Given problem: Copy every line that mentions the word "Департаментом".

Data shown:
-------
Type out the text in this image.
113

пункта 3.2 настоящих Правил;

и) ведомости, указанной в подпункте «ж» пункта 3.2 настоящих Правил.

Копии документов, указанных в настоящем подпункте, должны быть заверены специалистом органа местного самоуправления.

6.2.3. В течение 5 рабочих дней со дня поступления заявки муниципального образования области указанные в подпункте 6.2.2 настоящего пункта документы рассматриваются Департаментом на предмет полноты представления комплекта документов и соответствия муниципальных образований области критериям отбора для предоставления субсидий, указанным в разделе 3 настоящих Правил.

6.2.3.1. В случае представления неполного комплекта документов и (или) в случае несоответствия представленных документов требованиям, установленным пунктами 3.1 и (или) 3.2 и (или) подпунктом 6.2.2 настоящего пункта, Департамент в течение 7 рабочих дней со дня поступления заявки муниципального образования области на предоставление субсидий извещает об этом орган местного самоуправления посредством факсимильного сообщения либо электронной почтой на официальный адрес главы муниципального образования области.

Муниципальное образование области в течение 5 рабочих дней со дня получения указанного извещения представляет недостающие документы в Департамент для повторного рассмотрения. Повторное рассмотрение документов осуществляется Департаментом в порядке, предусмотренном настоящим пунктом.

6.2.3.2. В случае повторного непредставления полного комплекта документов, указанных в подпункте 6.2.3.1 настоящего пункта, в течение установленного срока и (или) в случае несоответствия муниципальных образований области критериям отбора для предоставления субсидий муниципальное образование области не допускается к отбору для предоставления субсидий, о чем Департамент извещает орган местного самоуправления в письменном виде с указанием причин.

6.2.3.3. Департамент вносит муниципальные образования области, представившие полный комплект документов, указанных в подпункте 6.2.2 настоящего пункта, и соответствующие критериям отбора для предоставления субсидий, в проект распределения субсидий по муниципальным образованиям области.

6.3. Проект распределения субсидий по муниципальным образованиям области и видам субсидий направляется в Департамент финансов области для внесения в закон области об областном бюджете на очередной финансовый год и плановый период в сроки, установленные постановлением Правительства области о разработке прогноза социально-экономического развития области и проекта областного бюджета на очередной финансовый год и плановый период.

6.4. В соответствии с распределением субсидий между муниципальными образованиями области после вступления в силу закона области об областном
-------
Task result:
6.2.3. В течение 5 рабочих дней со дня поступления заявки муниципального образования области указанные в подпункте 6.2.2 настоящего пункта документы рассматриваются Департаментом на предмет полноты представления комплекта документов и соответствия муниципальных образований области критериям отбора для предоставления субсидий, указанным в разделе 3 настоящих Правил.
Муниципальное образование области в течение 5 рабочих дней со дня получения указанного извещения представляет недостающие документы в Департамент для повторного рассмотрения. Повторное рассмотрение документов осуществляется Департаментом в порядке, предусмотренном настоящим пунктом.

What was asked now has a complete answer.